Exercise directions » Copy the full set of lines exactly as given.

Records »

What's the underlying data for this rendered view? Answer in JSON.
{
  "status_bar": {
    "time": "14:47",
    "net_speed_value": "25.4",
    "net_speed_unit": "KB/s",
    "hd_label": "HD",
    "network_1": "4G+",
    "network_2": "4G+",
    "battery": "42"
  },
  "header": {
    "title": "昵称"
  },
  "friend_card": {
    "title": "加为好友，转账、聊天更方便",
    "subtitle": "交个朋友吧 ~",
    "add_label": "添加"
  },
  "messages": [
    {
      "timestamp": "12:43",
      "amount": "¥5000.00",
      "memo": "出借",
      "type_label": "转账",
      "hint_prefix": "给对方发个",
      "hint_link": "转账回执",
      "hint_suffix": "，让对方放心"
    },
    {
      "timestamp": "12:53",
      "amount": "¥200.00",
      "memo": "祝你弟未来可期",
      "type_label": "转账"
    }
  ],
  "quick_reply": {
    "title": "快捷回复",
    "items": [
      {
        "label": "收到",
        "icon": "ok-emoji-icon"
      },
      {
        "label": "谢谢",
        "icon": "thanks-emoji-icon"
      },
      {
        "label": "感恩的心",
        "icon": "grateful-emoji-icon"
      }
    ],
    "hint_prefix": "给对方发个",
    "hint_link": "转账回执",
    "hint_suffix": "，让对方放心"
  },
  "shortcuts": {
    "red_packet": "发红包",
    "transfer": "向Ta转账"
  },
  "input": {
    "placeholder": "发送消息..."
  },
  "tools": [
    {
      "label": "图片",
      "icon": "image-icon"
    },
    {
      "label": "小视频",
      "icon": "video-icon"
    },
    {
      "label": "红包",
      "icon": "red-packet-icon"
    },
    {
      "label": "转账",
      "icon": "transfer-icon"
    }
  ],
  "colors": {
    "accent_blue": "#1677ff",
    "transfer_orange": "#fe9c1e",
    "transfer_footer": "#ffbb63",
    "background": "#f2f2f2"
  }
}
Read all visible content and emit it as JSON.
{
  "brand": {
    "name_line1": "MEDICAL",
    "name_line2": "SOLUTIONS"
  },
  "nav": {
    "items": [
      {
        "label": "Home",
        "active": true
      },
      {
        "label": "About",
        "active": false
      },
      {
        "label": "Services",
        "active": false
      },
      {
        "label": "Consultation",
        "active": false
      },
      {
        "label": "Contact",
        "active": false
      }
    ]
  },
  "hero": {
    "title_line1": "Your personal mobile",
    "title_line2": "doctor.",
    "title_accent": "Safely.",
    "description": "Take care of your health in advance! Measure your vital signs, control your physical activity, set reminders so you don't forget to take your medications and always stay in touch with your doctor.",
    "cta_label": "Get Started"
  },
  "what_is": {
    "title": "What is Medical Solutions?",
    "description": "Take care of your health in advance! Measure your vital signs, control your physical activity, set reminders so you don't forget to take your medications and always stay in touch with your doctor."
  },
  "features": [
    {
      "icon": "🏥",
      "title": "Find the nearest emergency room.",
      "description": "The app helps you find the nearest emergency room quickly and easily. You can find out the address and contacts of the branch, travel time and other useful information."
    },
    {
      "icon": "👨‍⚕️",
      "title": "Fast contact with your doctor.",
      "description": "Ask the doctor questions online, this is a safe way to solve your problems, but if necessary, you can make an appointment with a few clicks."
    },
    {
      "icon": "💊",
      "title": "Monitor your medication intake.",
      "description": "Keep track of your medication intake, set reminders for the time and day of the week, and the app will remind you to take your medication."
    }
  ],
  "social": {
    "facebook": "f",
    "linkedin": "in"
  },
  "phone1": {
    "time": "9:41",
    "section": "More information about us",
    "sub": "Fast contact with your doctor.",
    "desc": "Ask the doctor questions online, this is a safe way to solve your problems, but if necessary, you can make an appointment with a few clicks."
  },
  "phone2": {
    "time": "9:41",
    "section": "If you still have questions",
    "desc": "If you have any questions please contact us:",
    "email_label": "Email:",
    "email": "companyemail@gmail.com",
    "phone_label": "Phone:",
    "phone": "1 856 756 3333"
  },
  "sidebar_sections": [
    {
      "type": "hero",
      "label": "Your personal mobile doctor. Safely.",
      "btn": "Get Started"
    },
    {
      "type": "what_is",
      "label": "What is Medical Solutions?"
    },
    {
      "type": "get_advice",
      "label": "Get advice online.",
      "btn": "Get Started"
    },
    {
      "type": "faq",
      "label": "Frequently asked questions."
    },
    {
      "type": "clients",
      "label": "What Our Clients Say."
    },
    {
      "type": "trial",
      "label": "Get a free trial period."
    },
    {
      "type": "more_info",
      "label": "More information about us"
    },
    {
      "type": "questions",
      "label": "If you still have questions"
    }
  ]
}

Correct result »
What's the underlying data for this rendered view? Answer in JSON.
{
  "status_bar": {
    "time": "14:47",
    "net_speed_value": "25.4",
    "net_speed_unit": "KB/s",
    "hd_label": "HD",
    "network_1": "4G+",
    "network_2": "4G+",
    "battery": "42"
  },
  "header": {
    "title": "昵称"
  },
  "friend_card": {
    "title": "加为好友，转账、聊天更方便",
    "subtitle": "交个朋友吧 ~",
    "add_label": "添加"
  },
  "messages": [
    {
      "timestamp": "12:43",
      "amount": "¥5000.00",
      "memo": "出借",
      "type_label": "转账",
      "hint_prefix": "给对方发个",
      "hint_link": "转账回执",
      "hint_suffix": "，让对方放心"
    },
    {
      "timestamp": "12:53",
      "amount": "¥200.00",
      "memo": "祝你弟未来可期",
      "type_label": "转账"
    }
  ],
  "quick_reply": {
    "title": "快捷回复",
    "items": [
      {
        "label": "收到",
        "icon": "ok-emoji-icon"
      },
      {
        "label": "谢谢",
        "icon": "thanks-emoji-icon"
      },
      {
        "label": "感恩的心",
        "icon": "grateful-emoji-icon"
      }
    ],
    "hint_prefix": "给对方发个",
    "hint_link": "转账回执",
    "hint_suffix": "，让对方放心"
  },
  "shortcuts": {
    "red_packet": "发红包",
    "transfer": "向Ta转账"
  },
  "input": {
    "placeholder": "发送消息..."
  },
  "tools": [
    {
      "label": "图片",
      "icon": "image-icon"
    },
    {
      "label": "小视频",
      "icon": "video-icon"
    },
    {
      "label": "红包",
      "icon": "red-packet-icon"
    },
    {
      "label": "转账",
      "icon": "transfer-icon"
    }
  ],
  "colors": {
    "accent_blue": "#1677ff",
    "transfer_orange": "#fe9c1e",
    "transfer_footer": "#ffbb63",
    "background": "#f2f2f2"
  }
}
Read all visible content and emit it as JSON.
{
  "brand": {
    "name_line1": "MEDICAL",
    "name_line2": "SOLUTIONS"
  },
  "nav": {
    "items": [
      {
        "label": "Home",
        "active": true
      },
      {
        "label": "About",
        "active": false
      },
      {
        "label": "Services",
        "active": false
      },
      {
        "label": "Consultation",
        "active": false
      },
      {
        "label": "Contact",
        "active": false
      }
    ]
  },
  "hero": {
    "title_line1": "Your personal mobile",
    "title_line2": "doctor.",
    "title_accent": "Safely.",
    "description": "Take care of your health in advance! Measure your vital signs, control your physical activity, set reminders so you don't forget to take your medications and always stay in touch with your doctor.",
    "cta_label": "Get Started"
  },
  "what_is": {
    "title": "What is Medical Solutions?",
    "description": "Take care of your health in advance! Measure your vital signs, control your physical activity, set reminders so you don't forget to take your medications and always stay in touch with your doctor."
  },
  "features": [
    {
      "icon": "🏥",
      "title": "Find the nearest emergency room.",
      "description": "The app helps you find the nearest emergency room quickly and easily. You can find out the address and contacts of the branch, travel time and other useful information."
    },
    {
      "icon": "👨‍⚕️",
      "title": "Fast contact with your doctor.",
      "description": "Ask the doctor questions online, this is a safe way to solve your problems, but if necessary, you can make an appointment with a few clicks."
    },
    {
      "icon": "💊",
      "title": "Monitor your medication intake.",
      "description": "Keep track of your medication intake, set reminders for the time and day of the week, and the app will remind you to take your medication."
    }
  ],
  "social": {
    "facebook": "f",
    "linkedin": "in"
  },
  "phone1": {
    "time": "9:41",
    "section": "More information about us",
    "sub": "Fast contact with your doctor.",
    "desc": "Ask the doctor questions online, this is a safe way to solve your problems, but if necessary, you can make an appointment with a few clicks."
  },
  "phone2": {
    "time": "9:41",
    "section": "If you still have questions",
    "desc": "If you have any questions please contact us:",
    "email_label": "Email:",
    "email": "companyemail@gmail.com",
    "phone_label": "Phone:",
    "phone": "1 856 756 3333"
  },
  "sidebar_sections": [
    {
      "type": "hero",
      "label": "Your personal mobile doctor. Safely.",
      "btn": "Get Started"
    },
    {
      "type": "what_is",
      "label": "What is Medical Solutions?"
    },
    {
      "type": "get_advice",
      "label": "Get advice online.",
      "btn": "Get Started"
    },
    {
      "type": "faq",
      "label": "Frequently asked questions."
    },
    {
      "type": "clients",
      "label": "What Our Clients Say."
    },
    {
      "type": "trial",
      "label": "Get a free trial period."
    },
    {
      "type": "more_info",
      "label": "More information about us"
    },
    {
      "type": "questions",
      "label": "If you still have questions"
    }
  ]
}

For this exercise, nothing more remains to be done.